### [What needs to be done]
Give the data a second time, exactly and in full.

### [Data listing]
════
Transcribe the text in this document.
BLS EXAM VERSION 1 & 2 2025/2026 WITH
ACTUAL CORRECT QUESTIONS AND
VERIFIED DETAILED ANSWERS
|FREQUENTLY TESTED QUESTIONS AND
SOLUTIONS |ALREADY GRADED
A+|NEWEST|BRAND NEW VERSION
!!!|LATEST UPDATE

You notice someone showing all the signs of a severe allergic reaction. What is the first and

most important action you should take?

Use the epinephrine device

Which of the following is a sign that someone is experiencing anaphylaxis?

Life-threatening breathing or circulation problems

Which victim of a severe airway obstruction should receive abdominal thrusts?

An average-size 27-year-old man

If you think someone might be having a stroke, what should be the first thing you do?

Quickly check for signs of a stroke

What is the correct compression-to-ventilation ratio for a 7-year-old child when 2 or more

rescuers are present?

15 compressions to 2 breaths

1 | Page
════
### [Final result]
Transcribe the text in this document.
BLS EXAM VERSION 1 & 2 2025/2026 WITH
ACTUAL CORRECT QUESTIONS AND
VERIFIED DETAILED ANSWERS
|FREQUENTLY TESTED QUESTIONS AND
SOLUTIONS |ALREADY GRADED
A+|NEWEST|BRAND NEW VERSION
!!!|LATEST UPDATE

You notice someone showing all the signs of a severe allergic reaction. What is the first and

most important action you should take?

Use the epinephrine device

Which of the following is a sign that someone is experiencing anaphylaxis?

Life-threatening breathing or circulation problems

Which victim of a severe airway obstruction should receive abdominal thrusts?

An average-size 27-year-old man

If you think someone might be having a stroke, what should be the first thing you do?

Quickly check for signs of a stroke

What is the correct compression-to-ventilation ratio for a 7-year-old child when 2 or more

rescuers are present?

15 compressions to 2 breaths

1 | Page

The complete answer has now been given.